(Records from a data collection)

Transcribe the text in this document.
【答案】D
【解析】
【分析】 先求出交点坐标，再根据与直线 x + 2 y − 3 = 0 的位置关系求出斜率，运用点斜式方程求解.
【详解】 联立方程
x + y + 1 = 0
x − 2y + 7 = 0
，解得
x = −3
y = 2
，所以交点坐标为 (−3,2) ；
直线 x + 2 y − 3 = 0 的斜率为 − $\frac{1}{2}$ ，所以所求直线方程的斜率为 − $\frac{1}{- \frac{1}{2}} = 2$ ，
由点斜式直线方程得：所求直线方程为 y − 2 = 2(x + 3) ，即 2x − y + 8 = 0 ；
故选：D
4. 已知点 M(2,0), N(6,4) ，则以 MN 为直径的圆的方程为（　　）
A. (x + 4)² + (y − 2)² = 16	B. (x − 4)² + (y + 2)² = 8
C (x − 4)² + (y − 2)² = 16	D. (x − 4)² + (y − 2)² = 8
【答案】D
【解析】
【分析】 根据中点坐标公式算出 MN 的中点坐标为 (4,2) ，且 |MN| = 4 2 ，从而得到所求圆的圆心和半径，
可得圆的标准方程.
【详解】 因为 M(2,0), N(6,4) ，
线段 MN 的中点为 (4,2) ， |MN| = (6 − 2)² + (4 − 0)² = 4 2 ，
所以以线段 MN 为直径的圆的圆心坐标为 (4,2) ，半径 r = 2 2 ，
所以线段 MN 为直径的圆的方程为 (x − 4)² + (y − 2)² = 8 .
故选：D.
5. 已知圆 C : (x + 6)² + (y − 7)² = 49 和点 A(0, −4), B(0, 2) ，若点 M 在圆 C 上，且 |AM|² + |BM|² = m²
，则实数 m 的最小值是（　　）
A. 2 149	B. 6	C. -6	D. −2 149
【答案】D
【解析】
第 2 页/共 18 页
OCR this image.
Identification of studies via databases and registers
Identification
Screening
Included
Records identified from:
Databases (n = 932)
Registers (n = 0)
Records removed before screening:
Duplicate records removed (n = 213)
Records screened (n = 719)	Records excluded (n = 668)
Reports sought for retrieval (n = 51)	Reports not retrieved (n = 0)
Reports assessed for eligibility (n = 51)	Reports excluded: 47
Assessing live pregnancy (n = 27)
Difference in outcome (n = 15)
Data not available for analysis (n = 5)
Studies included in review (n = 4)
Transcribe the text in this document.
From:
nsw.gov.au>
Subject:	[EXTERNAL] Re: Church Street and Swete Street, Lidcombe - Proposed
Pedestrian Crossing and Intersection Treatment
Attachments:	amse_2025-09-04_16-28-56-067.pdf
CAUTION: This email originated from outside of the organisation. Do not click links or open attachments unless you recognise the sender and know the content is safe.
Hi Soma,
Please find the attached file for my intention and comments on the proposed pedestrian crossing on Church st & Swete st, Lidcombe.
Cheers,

SHORT EXERCISE:
Exact output of every entry is required.

FINAL ANSWER:
Transcribe the text in this document.
【答案】D
【解析】
【分析】 先求出交点坐标，再根据与直线 x + 2 y − 3 = 0 的位置关系求出斜率，运用点斜式方程求解.
【详解】 联立方程
x + y + 1 = 0
x − 2y + 7 = 0
，解得
x = −3
y = 2
，所以交点坐标为 (−3,2) ；
直线 x + 2 y − 3 = 0 的斜率为 − $\frac{1}{2}$ ，所以所求直线方程的斜率为 − $\frac{1}{- \frac{1}{2}} = 2$ ，
由点斜式直线方程得：所求直线方程为 y − 2 = 2(x + 3) ，即 2x − y + 8 = 0 ；
故选：D
4. 已知点 M(2,0), N(6,4) ，则以 MN 为直径的圆的方程为（　　）
A. (x + 4)² + (y − 2)² = 16	B. (x − 4)² + (y + 2)² = 8
C (x − 4)² + (y − 2)² = 16	D. (x − 4)² + (y − 2)² = 8
【答案】D
【解析】
【分析】 根据中点坐标公式算出 MN 的中点坐标为 (4,2) ，且 |MN| = 4 2 ，从而得到所求圆的圆心和半径，
可得圆的标准方程.
【详解】 因为 M(2,0), N(6,4) ，
线段 MN 的中点为 (4,2) ， |MN| = (6 − 2)² + (4 − 0)² = 4 2 ，
所以以线段 MN 为直径的圆的圆心坐标为 (4,2) ，半径 r = 2 2 ，
所以线段 MN 为直径的圆的方程为 (x − 4)² + (y − 2)² = 8 .
故选：D.
5. 已知圆 C : (x + 6)² + (y − 7)² = 49 和点 A(0, −4), B(0, 2) ，若点 M 在圆 C 上，且 |AM|² + |BM|² = m²
，则实数 m 的最小值是（　　）
A. 2 149	B. 6	C. -6	D. −2 149
【答案】D
【解析】
第 2 页/共 18 页
OCR this image.
Identification of studies via databases and registers
Identification
Screening
Included
Records identified from:
Databases (n = 932)
Registers (n = 0)
Records removed before screening:
Duplicate records removed (n = 213)
Records screened (n = 719)	Records excluded (n = 668)
Reports sought for retrieval (n = 51)	Reports not retrieved (n = 0)
Reports assessed for eligibility (n = 51)	Reports excluded: 47
Assessing live pregnancy (n = 27)
Difference in outcome (n = 15)
Data not available for analysis (n = 5)
Studies included in review (n = 4)
Transcribe the text in this document.
From:
nsw.gov.au>
Subject:	[EXTERNAL] Re: Church Street and Swete Street, Lidcombe - Proposed
Pedestrian Crossing and Intersection Treatment
Attachments:	amse_2025-09-04_16-28-56-067.pdf
CAUTION: This email originated from outside of the organisation. Do not click links or open attachments unless you recognise the sender and know the content is safe.
Hi Soma,
Please find the attached file for my intention and comments on the proposed pedestrian crossing on Church st & Swete st, Lidcombe.
Cheers,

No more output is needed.